* **Work to complete**
Please repeat the entries word for word, beginning at the first line and stopping after the line that contains "page-number: 3 bbox=[470, 1232, 480, 1247]".

* **Data excerpts**
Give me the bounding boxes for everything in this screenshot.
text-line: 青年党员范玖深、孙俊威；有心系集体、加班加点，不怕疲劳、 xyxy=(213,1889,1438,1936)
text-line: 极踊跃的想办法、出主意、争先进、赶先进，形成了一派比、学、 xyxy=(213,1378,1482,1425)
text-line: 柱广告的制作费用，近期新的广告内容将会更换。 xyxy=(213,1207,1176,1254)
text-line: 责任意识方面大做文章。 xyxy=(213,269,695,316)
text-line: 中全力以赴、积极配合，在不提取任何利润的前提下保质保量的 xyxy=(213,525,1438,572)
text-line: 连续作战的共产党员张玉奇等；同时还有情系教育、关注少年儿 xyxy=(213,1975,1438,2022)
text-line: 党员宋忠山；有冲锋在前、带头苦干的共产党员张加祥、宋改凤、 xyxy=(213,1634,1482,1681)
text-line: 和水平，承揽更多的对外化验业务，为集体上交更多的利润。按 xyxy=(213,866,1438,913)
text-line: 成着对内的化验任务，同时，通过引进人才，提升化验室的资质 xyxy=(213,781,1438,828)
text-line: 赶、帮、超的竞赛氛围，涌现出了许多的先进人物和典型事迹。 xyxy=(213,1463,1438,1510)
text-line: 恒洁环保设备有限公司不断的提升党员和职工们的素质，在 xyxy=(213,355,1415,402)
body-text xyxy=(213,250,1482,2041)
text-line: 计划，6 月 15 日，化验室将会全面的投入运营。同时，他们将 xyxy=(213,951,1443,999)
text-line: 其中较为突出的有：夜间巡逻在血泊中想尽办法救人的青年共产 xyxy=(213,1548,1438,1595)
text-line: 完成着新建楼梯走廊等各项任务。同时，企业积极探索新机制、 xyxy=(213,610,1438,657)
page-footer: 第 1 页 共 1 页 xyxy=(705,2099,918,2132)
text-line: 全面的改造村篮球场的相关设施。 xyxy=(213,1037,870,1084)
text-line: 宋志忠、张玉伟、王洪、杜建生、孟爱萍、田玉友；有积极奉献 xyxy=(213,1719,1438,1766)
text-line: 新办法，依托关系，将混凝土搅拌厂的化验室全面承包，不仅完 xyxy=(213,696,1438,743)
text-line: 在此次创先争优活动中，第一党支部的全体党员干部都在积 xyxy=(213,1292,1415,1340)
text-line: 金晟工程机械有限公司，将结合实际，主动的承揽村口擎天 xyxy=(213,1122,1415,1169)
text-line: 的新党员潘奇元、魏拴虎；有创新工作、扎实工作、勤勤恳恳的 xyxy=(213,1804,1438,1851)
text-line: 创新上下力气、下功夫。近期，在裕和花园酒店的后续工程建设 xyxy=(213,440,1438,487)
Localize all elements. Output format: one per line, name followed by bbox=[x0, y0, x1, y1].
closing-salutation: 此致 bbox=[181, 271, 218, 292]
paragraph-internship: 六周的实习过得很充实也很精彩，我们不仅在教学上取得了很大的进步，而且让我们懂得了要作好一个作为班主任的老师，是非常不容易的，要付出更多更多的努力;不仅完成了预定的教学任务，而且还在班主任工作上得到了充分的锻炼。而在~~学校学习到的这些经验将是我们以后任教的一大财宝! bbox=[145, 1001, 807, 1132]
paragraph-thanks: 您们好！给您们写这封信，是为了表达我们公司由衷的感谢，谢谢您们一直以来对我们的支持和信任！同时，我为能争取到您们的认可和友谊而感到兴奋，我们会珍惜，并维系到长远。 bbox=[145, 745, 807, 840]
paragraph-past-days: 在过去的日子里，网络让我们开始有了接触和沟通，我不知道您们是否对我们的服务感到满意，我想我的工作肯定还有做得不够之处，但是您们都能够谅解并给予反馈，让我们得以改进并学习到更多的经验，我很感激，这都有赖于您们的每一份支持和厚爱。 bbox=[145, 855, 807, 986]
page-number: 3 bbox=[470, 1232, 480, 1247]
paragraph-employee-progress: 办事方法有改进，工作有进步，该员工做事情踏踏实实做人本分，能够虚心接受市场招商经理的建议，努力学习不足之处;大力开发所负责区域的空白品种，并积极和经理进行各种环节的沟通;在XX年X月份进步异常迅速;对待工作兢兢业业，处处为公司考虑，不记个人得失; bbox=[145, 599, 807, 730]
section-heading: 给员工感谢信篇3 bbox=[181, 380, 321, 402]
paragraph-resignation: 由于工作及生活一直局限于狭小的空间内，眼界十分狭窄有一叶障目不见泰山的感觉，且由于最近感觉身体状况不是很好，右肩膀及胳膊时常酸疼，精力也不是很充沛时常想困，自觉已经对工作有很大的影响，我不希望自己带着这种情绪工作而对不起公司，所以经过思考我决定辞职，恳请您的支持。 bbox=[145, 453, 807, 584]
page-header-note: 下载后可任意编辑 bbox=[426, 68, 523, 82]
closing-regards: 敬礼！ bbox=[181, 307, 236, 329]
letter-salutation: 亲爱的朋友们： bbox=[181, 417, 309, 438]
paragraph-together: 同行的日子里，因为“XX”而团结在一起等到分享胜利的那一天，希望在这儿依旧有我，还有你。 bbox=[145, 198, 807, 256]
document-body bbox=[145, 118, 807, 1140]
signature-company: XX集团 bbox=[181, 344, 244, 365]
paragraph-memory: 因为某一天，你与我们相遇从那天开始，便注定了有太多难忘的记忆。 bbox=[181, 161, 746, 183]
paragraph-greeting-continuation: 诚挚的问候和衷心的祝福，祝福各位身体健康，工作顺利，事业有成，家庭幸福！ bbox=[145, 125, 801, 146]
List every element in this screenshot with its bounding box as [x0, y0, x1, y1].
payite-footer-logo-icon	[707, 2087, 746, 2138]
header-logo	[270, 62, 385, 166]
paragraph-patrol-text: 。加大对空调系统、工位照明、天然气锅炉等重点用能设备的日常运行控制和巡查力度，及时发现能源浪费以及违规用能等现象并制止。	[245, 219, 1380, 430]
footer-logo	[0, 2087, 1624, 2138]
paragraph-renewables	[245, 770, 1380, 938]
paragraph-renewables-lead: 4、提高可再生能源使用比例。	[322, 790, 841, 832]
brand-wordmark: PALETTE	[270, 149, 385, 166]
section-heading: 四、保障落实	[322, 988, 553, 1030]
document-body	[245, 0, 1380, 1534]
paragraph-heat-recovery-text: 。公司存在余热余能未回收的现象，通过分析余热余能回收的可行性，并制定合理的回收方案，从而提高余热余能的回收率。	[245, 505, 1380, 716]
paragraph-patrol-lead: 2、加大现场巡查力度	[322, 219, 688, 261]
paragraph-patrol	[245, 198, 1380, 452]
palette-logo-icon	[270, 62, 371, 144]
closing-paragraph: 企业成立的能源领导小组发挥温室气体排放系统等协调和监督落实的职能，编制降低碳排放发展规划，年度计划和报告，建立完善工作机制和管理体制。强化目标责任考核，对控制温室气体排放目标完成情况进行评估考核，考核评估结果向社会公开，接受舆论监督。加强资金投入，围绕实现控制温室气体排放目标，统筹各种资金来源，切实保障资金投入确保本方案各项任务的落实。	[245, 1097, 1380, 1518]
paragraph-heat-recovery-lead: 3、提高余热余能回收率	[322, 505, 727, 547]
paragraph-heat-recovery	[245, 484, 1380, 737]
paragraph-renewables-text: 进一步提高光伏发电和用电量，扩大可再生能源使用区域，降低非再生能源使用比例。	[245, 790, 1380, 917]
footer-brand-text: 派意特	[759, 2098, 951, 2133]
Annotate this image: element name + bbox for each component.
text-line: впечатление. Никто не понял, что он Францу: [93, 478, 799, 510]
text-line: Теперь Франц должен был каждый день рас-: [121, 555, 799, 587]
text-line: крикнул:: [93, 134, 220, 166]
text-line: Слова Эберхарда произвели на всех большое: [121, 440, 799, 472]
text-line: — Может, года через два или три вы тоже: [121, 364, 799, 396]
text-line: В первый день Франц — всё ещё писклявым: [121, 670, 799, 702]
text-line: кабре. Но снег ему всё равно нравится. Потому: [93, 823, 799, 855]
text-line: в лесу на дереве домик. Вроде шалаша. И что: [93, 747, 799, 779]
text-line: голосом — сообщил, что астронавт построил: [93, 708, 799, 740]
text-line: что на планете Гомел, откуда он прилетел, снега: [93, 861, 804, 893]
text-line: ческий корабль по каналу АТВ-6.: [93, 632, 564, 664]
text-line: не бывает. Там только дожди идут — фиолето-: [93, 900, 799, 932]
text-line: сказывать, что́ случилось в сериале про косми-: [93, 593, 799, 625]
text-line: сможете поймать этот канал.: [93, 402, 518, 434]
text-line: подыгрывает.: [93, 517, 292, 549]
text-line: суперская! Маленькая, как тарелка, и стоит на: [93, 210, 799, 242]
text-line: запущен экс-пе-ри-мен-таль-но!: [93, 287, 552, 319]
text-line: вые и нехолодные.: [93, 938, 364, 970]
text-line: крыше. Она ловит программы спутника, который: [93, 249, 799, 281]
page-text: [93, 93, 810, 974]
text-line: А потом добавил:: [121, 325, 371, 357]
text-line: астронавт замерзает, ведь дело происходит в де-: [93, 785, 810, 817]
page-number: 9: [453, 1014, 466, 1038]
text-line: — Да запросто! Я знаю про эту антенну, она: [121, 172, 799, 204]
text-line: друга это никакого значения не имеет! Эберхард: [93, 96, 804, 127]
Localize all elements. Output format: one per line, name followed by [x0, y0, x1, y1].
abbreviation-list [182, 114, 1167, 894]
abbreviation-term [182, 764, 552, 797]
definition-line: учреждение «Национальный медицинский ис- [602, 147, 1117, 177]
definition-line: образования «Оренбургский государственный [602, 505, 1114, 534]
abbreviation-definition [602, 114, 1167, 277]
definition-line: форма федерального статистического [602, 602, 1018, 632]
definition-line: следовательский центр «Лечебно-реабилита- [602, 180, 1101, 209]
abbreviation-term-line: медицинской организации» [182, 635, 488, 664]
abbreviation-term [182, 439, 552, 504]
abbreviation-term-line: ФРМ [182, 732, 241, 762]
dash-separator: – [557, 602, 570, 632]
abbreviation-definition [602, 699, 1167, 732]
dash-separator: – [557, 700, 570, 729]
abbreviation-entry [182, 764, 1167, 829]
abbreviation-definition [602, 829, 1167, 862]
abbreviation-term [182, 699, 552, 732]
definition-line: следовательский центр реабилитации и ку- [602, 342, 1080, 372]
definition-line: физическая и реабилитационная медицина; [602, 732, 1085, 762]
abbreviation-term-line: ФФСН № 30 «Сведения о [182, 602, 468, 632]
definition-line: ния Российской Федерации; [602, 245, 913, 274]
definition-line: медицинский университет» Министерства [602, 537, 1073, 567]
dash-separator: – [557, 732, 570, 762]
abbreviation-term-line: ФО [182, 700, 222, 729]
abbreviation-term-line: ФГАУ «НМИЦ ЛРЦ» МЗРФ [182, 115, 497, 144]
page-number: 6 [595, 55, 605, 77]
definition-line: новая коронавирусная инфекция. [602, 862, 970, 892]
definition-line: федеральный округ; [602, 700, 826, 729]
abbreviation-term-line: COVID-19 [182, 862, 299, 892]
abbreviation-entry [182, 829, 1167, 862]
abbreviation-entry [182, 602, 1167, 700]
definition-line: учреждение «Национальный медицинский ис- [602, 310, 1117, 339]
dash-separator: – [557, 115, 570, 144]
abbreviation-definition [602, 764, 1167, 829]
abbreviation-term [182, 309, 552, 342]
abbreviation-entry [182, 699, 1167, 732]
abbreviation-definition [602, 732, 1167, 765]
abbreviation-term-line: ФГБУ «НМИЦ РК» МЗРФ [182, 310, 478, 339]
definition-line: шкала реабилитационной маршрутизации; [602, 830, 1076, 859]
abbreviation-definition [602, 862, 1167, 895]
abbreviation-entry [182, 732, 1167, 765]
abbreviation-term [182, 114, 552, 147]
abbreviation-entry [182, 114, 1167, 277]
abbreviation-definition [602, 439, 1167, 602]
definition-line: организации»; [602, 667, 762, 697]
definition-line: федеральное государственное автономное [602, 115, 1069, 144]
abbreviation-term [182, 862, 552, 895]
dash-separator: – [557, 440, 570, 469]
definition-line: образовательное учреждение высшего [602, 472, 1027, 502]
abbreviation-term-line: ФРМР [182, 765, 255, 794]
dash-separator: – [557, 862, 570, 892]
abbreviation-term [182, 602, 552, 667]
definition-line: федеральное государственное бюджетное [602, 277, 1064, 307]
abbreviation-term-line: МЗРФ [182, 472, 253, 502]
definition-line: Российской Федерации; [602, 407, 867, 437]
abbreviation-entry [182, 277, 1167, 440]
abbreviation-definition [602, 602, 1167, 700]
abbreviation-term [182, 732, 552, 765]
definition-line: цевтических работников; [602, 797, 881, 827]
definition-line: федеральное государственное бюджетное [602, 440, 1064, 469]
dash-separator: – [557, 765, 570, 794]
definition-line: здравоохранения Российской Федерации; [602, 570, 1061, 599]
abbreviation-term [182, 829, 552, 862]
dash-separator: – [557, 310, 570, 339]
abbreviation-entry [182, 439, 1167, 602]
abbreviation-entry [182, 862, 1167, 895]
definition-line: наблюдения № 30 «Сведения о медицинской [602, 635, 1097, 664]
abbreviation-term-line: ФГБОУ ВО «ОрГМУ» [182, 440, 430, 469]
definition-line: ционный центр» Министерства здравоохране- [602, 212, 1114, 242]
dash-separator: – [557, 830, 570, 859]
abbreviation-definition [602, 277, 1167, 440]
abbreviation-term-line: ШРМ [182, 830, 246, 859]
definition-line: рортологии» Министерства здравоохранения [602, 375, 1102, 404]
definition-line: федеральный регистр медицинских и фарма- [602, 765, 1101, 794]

* **Final result**
Give me the bounding boxes for everything in this screenshot.
text-line: 青年党员范玖深、孙俊威；有心系集体、加班加点，不怕疲劳、 xyxy=(213,1889,1438,1936)
text-line: 极踊跃的想办法、出主意、争先进、赶先进，形成了一派比、学、 xyxy=(213,1378,1482,1425)
text-line: 柱广告的制作费用，近期新的广告内容将会更换。 xyxy=(213,1207,1176,1254)
text-line: 责任意识方面大做文章。 xyxy=(213,269,695,316)
text-line: 中全力以赴、积极配合，在不提取任何利润的前提下保质保量的 xyxy=(213,525,1438,572)
text-line: 连续作战的共产党员张玉奇等；同时还有情系教育、关注少年儿 xyxy=(213,1975,1438,2022)
text-line: 党员宋忠山；有冲锋在前、带头苦干的共产党员张加祥、宋改凤、 xyxy=(213,1634,1482,1681)
text-line: 和水平，承揽更多的对外化验业务，为集体上交更多的利润。按 xyxy=(213,866,1438,913)
text-line: 成着对内的化验任务，同时，通过引进人才，提升化验室的资质 xyxy=(213,781,1438,828)
text-line: 赶、帮、超的竞赛氛围，涌现出了许多的先进人物和典型事迹。 xyxy=(213,1463,1438,1510)
text-line: 恒洁环保设备有限公司不断的提升党员和职工们的素质，在 xyxy=(213,355,1415,402)
body-text xyxy=(213,250,1482,2041)
text-line: 计划，6 月 15 日，化验室将会全面的投入运营。同时，他们将 xyxy=(213,951,1443,999)
text-line: 其中较为突出的有：夜间巡逻在血泊中想尽办法救人的青年共产 xyxy=(213,1548,1438,1595)
text-line: 完成着新建楼梯走廊等各项任务。同时，企业积极探索新机制、 xyxy=(213,610,1438,657)
page-footer: 第 1 页 共 1 页 xyxy=(705,2099,918,2132)
text-line: 全面的改造村篮球场的相关设施。 xyxy=(213,1037,870,1084)
text-line: 宋志忠、张玉伟、王洪、杜建生、孟爱萍、田玉友；有积极奉献 xyxy=(213,1719,1438,1766)
text-line: 新办法，依托关系，将混凝土搅拌厂的化验室全面承包，不仅完 xyxy=(213,696,1438,743)
text-line: 在此次创先争优活动中，第一党支部的全体党员干部都在积 xyxy=(213,1292,1415,1340)
text-line: 金晟工程机械有限公司，将结合实际，主动的承揽村口擎天 xyxy=(213,1122,1415,1169)
text-line: 的新党员潘奇元、魏拴虎；有创新工作、扎实工作、勤勤恳恳的 xyxy=(213,1804,1438,1851)
text-line: 创新上下力气、下功夫。近期，在裕和花园酒店的后续工程建设 xyxy=(213,440,1438,487)
Localize all elements. Output format: one per line, name followed by bbox=[x0, y0, x1, y1].
closing-salutation: 此致 bbox=[181, 271, 218, 292]
paragraph-internship: 六周的实习过得很充实也很精彩，我们不仅在教学上取得了很大的进步，而且让我们懂得了要作好一个作为班主任的老师，是非常不容易的，要付出更多更多的努力;不仅完成了预定的教学任务，而且还在班主任工作上得到了充分的锻炼。而在~~学校学习到的这些经验将是我们以后任教的一大财宝! bbox=[145, 1001, 807, 1132]
paragraph-thanks: 您们好！给您们写这封信，是为了表达我们公司由衷的感谢，谢谢您们一直以来对我们的支持和信任！同时，我为能争取到您们的认可和友谊而感到兴奋，我们会珍惜，并维系到长远。 bbox=[145, 745, 807, 840]
paragraph-past-days: 在过去的日子里，网络让我们开始有了接触和沟通，我不知道您们是否对我们的服务感到满意，我想我的工作肯定还有做得不够之处，但是您们都能够谅解并给予反馈，让我们得以改进并学习到更多的经验，我很感激，这都有赖于您们的每一份支持和厚爱。 bbox=[145, 855, 807, 986]
page-number: 3 bbox=[470, 1232, 480, 1247]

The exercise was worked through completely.